Records from a data source:
────

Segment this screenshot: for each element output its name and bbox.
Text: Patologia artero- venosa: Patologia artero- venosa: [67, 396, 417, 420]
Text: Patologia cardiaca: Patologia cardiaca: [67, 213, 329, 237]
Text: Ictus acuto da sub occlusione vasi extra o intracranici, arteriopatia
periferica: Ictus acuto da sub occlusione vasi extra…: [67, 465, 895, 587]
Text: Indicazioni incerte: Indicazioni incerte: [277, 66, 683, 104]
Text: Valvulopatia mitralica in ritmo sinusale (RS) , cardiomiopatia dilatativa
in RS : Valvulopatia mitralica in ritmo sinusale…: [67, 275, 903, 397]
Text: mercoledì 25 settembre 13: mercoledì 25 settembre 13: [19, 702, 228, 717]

────

## THE PROBLEM
Reproduce every line of the records above with no changes at all.

## TASK ANSWER
Segment this screenshot: for each element output its name and bbox.
Text: Patologia artero- venosa: Patologia artero- venosa: [67, 396, 417, 420]
Text: Patologia cardiaca: Patologia cardiaca: [67, 213, 329, 237]
Text: Ictus acuto da sub occlusione vasi extra o intracranici, arteriopatia
periferica: Ictus acuto da sub occlusione vasi extra…: [67, 465, 895, 587]
Text: Indicazioni incerte: Indicazioni incerte: [277, 66, 683, 104]
Text: Valvulopatia mitralica in ritmo sinusale (RS) , cardiomiopatia dilatativa
in RS : Valvulopatia mitralica in ritmo sinusale…: [67, 275, 903, 397]
Text: mercoledì 25 settembre 13: mercoledì 25 settembre 13: [19, 702, 228, 717]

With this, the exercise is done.